--- Start of Stored rows ---
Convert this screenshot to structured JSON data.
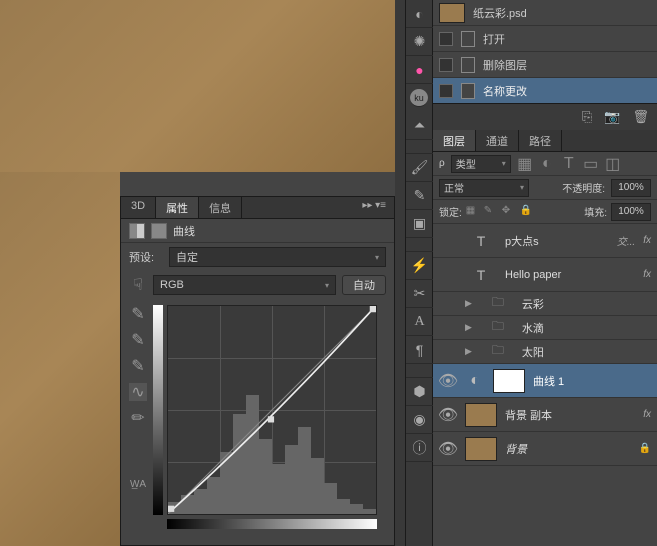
{
  "canvas_color": "#9a7b4f",
  "properties_panel": {
    "tabs": [
      "3D",
      "属性",
      "信息"
    ],
    "active_tab": 1,
    "title": "曲线",
    "preset_label": "预设:",
    "preset_value": "自定",
    "channel_value": "RGB",
    "auto_button": "自动"
  },
  "history_panel": {
    "items": [
      {
        "label": "纸云彩.psd",
        "thumb": true
      },
      {
        "label": "打开"
      },
      {
        "label": "删除图层"
      },
      {
        "label": "名称更改",
        "selected": true
      }
    ]
  },
  "layers_panel": {
    "tabs": [
      "图层",
      "通道",
      "路径"
    ],
    "active_tab": 0,
    "kind_label": "类型",
    "blend_mode": "正常",
    "opacity_label": "不透明度:",
    "opacity_value": "100%",
    "lock_label": "锁定:",
    "fill_label": "填充:",
    "fill_value": "100%",
    "layers": [
      {
        "name": "p大点s",
        "type": "text",
        "fx": true,
        "extra": "交..."
      },
      {
        "name": "Hello paper",
        "type": "text",
        "fx": true
      },
      {
        "name": "云彩",
        "type": "group"
      },
      {
        "name": "水滴",
        "type": "group"
      },
      {
        "name": "太阳",
        "type": "group"
      },
      {
        "name": "曲线 1",
        "type": "adjustment",
        "selected": true,
        "visible": true
      },
      {
        "name": "背景 副本",
        "type": "raster",
        "thumb": "brown",
        "visible": true,
        "fx": true
      },
      {
        "name": "背景",
        "type": "raster",
        "thumb": "brown",
        "visible": true,
        "locked": true,
        "italic": true
      }
    ]
  }
}
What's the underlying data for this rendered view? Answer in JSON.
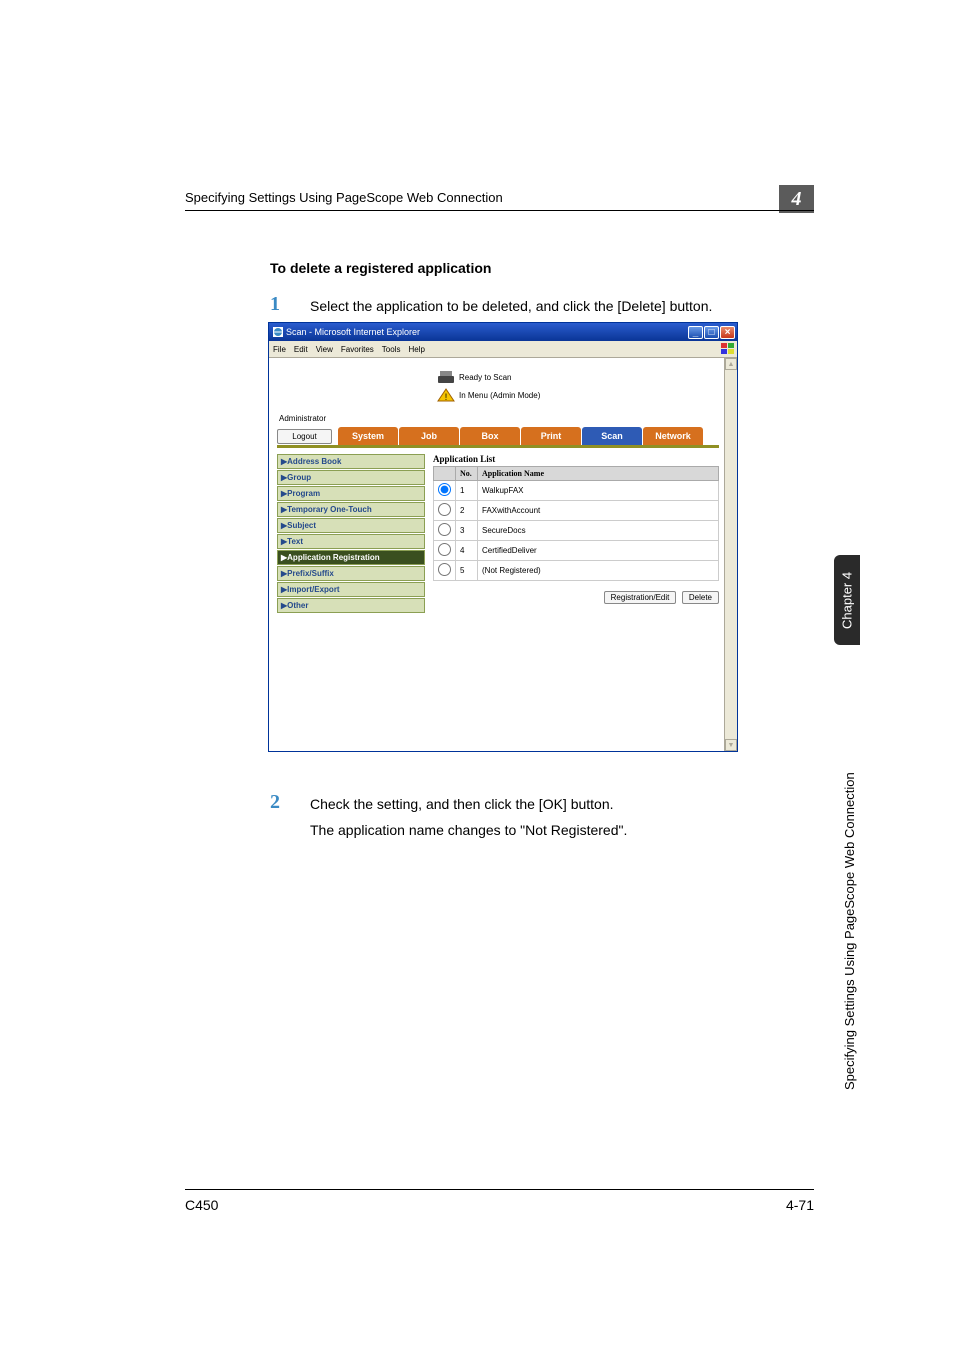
{
  "header": {
    "breadcrumb": "Specifying Settings Using PageScope Web Connection",
    "section_number": "4"
  },
  "subheading": "To delete a registered application",
  "steps": {
    "n1": "1",
    "t1": "Select the application to be deleted, and click the [Delete] button.",
    "n2": "2",
    "t2a": "Check the setting, and then click the [OK] button.",
    "t2b": "The application name changes to \"Not Registered\"."
  },
  "browser": {
    "title": "Scan - Microsoft Internet Explorer",
    "menus": [
      "File",
      "Edit",
      "View",
      "Favorites",
      "Tools",
      "Help"
    ],
    "status1": "Ready to Scan",
    "status2": "In Menu (Admin Mode)",
    "admin_label": "Administrator",
    "logout": "Logout",
    "tabs": [
      "System",
      "Job",
      "Box",
      "Print",
      "Scan",
      "Network"
    ],
    "selected_tab": "Scan"
  },
  "sidebar": {
    "items": [
      "▶Address Book",
      "▶Group",
      "▶Program",
      "▶Temporary One-Touch",
      "▶Subject",
      "▶Text",
      "▶Application Registration",
      "▶Prefix/Suffix",
      "▶Import/Export",
      "▶Other"
    ],
    "selected_index": 6
  },
  "panel": {
    "title": "Application List",
    "headers": {
      "radio": "",
      "no": "No.",
      "name": "Application Name"
    },
    "rows": [
      {
        "no": "1",
        "name": "WalkupFAX",
        "checked": true
      },
      {
        "no": "2",
        "name": "FAXwithAccount",
        "checked": false
      },
      {
        "no": "3",
        "name": "SecureDocs",
        "checked": false
      },
      {
        "no": "4",
        "name": "CertifiedDeliver",
        "checked": false
      },
      {
        "no": "5",
        "name": "(Not Registered)",
        "checked": false
      }
    ],
    "reg_btn": "Registration/Edit",
    "del_btn": "Delete"
  },
  "side": {
    "chapter": "Chapter 4",
    "label": "Specifying Settings Using PageScope Web Connection"
  },
  "footer": {
    "left": "C450",
    "right": "4-71"
  }
}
--- End of Stored rows ---
Directive
Go over the entries above and say how many lines hold the string "true", with no other text.

The answer
12